■ **Short problem**
In the entries that follow, how many lines contain the word "from"? Answer with the number only.

■ **Material supplied**
══════════

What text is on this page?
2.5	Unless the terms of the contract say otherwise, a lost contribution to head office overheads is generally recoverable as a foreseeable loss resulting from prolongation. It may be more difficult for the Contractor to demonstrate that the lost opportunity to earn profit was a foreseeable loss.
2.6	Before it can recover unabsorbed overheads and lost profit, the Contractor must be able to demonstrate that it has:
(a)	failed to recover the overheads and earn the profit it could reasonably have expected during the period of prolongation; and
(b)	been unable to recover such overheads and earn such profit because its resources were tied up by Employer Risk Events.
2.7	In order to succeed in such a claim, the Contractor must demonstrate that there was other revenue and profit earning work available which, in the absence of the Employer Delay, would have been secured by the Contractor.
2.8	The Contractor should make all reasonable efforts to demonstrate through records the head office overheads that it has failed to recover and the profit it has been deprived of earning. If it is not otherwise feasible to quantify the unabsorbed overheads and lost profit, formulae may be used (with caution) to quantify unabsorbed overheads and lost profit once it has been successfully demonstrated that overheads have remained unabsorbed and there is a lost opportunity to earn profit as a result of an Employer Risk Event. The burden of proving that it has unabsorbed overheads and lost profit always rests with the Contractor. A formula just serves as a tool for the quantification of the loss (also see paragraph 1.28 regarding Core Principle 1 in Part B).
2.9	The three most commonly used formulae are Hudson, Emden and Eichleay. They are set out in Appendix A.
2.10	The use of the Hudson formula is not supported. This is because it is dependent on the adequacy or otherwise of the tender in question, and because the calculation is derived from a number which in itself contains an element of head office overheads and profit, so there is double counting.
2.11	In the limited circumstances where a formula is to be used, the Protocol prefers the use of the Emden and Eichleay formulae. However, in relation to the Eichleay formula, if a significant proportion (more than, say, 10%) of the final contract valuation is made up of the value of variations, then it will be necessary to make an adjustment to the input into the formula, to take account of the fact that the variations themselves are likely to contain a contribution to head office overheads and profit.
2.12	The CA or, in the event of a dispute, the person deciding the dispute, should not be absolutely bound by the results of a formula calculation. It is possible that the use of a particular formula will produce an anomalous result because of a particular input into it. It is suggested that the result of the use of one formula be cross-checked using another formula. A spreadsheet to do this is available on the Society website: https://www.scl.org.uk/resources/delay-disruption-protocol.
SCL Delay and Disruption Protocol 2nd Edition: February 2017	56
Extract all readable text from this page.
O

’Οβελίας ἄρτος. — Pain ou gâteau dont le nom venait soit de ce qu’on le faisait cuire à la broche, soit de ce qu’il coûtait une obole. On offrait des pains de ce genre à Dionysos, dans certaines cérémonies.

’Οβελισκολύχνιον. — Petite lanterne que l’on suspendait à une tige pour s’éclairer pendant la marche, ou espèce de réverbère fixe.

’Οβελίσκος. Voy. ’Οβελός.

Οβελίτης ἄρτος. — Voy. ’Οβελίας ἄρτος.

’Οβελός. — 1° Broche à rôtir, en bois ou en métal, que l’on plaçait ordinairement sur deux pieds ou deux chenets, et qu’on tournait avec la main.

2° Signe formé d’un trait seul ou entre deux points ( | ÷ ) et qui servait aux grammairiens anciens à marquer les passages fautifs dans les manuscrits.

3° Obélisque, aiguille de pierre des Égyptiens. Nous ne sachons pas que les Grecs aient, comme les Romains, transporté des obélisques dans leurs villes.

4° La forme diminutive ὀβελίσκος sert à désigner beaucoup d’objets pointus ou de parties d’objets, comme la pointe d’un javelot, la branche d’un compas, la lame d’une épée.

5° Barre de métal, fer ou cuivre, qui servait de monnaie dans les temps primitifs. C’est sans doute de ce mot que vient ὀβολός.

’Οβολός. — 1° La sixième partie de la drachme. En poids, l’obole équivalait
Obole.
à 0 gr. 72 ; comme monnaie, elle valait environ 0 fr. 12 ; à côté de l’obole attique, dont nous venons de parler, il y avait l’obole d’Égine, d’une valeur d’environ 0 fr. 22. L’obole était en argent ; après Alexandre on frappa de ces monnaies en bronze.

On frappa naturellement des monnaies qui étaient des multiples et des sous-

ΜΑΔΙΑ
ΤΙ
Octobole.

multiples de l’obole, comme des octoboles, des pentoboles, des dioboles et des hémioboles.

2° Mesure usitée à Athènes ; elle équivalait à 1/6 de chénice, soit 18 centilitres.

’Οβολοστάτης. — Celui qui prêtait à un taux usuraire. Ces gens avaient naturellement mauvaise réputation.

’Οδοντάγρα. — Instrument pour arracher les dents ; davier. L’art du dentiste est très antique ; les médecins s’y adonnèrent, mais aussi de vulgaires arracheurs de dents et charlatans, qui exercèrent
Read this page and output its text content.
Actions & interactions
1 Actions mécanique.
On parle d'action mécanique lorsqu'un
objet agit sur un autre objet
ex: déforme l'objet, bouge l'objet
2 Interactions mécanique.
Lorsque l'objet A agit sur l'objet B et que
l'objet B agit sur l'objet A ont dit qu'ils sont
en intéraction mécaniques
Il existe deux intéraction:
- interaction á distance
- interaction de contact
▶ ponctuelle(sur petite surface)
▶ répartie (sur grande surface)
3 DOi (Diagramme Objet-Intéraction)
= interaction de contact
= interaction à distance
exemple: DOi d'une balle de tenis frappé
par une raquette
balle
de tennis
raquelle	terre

══════════

■ **Solution to the exercise**
3